TASK DIRECTIONS:
Go through the material and pull out every line with the string "resistors" in it.

┌─ INPUT DATA

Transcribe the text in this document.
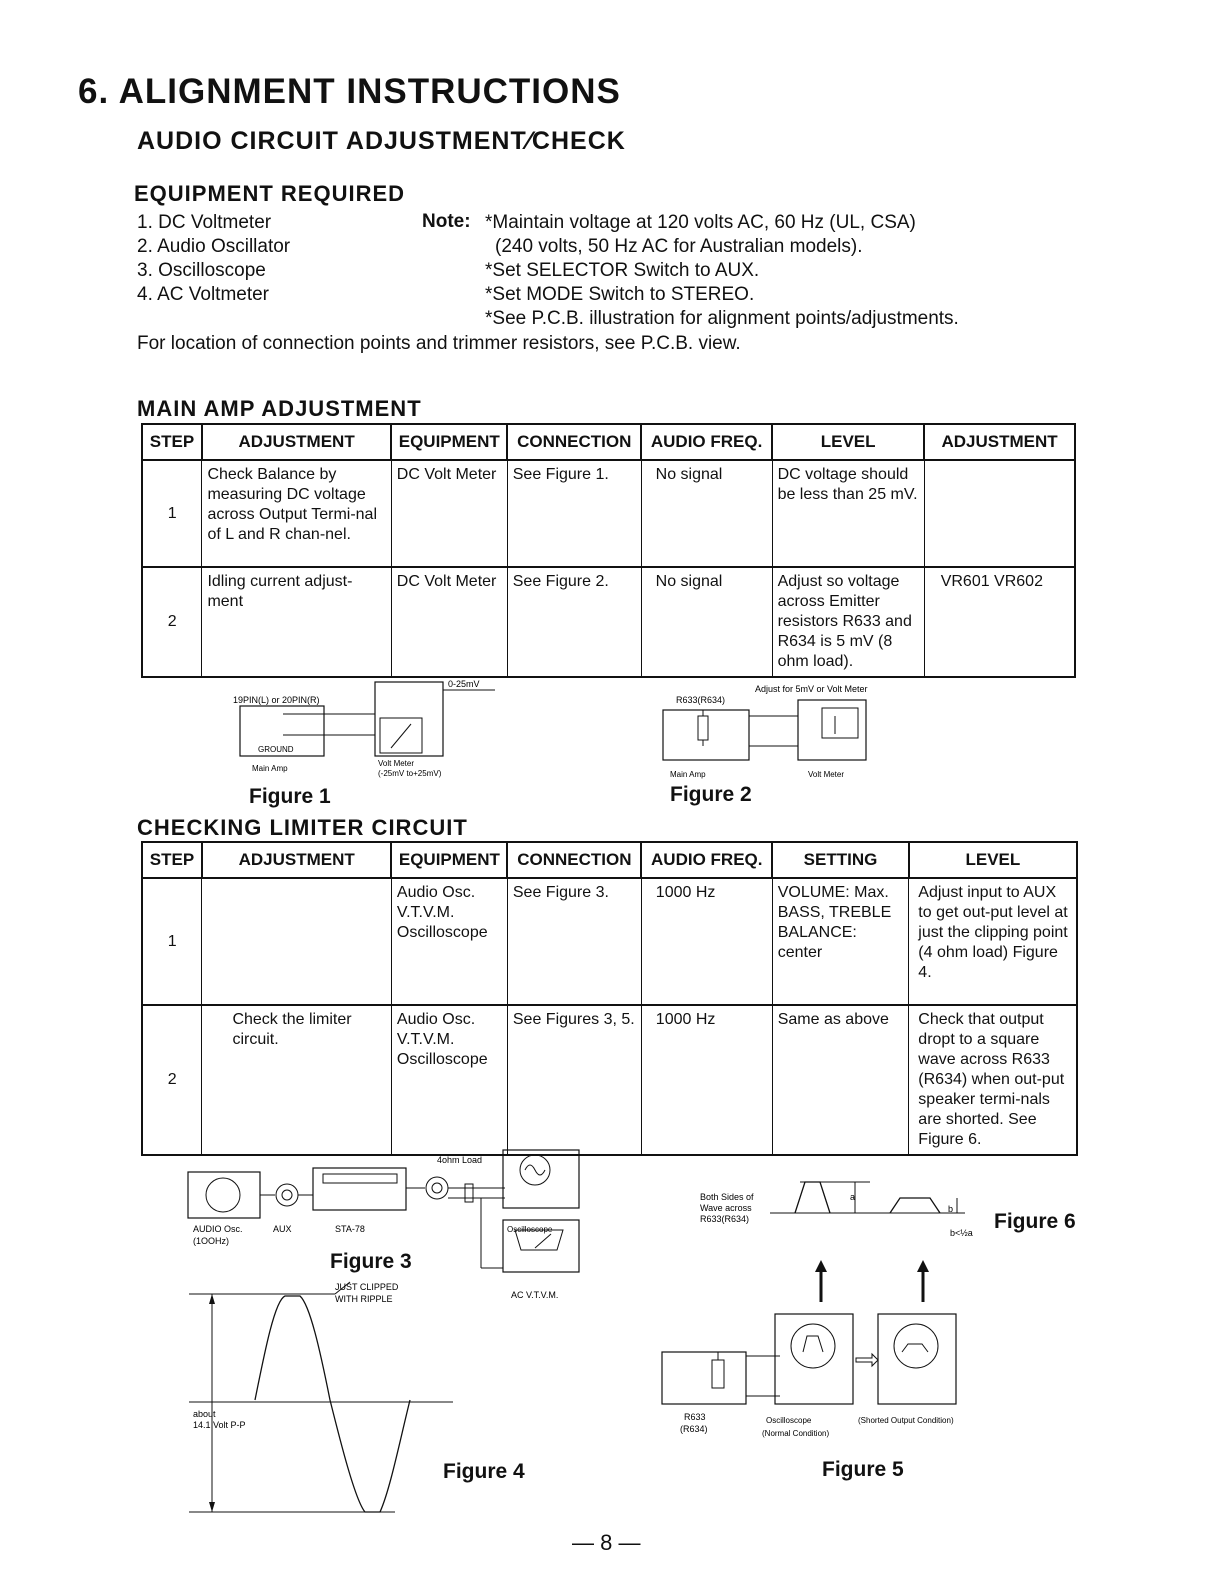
6. ALIGNMENT INSTRUCTIONS
AUDIO CIRCUIT ADJUSTMENT⁄CHECK
EQUIPMENT REQUIRED
1. DC Voltmeter
2. Audio Oscillator
3. Oscilloscope
4. AC Voltmeter
Note: *Maintain voltage at 120 volts AC, 60 Hz (UL, CSA)
(240 volts, 50 Hz AC for Australian models).
*Set SELECTOR Switch to AUX.
*Set MODE Switch to STEREO.
*See P.C.B. illustration for alignment points/adjustments.
For location of connection points and trimmer resistors, see P.C.B. view.
MAIN AMP ADJUSTMENT
STEP	ADJUSTMENT	EQUIPMENT	CONNECTION	AUDIO FREQ.	LEVEL	ADJUSTMENT
1	Check Balance by measuring DC voltage across Output Termi-nal of L and R chan-nel.	DC Volt Meter	See Figure 1.	No signal	DC voltage should be less than 25 mV.	
2	Idling current adjust-ment	DC Volt Meter	See Figure 2.	No signal	Adjust so voltage across Emitter resistors R633 and R634 is 5 mV (8 ohm load).	VR601 VR602
19PIN(L) or 20PIN(R)
GROUND
Main Amp
0-25mV
Volt Meter
(-25mV to+25mV)
Figure 1
Adjust for 5mV or Volt Meter
R633(R634)
Main Amp	Volt Meter
Figure 2
CHECKING LIMITER CIRCUIT
STEP	ADJUSTMENT	EQUIPMENT	CONNECTION	AUDIO FREQ.	SETTING	LEVEL
1		Audio Osc. V.T.V.M. Oscilloscope	See Figure 3.	1000 Hz	VOLUME: Max. BASS, TREBLE BALANCE: center	Adjust input to AUX to get out-put level at just the clipping point (4 ohm load) Figure 4.
2	Check the limiter circuit.	Audio Osc. V.T.V.M. Oscilloscope	See Figures 3, 5.	1000 Hz	Same as above	Check that output dropt to a square wave across R633 (R634) when out-put speaker termi-nals are shorted. See Figure 6.
4ohm Load
AUDIO Osc.
(1OOHz)
AUX	STA-78	Oscilloscope
AC V.T.V.M.
Figure 3
JUST CLIPPED
WITH RIPPLE
about
14.1 Volt P-P
Figure 4
Both Sides of
Wave across
R633(R634)
a
b
b<½a Figure 6
R633
(R634)
Oscilloscope
(Normal Condition)
(Shorted Output Condition)
Figure 5
— 8 —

└─

THE OUTPUT:
For location of connection points and trimmer resistors, see P.C.B. view.
2	Idling current adjust-ment	DC Volt Meter	See Figure 2.	No signal	Adjust so voltage across Emitter resistors R633 and R634 is 5 mV (8 ohm load).	VR601 VR602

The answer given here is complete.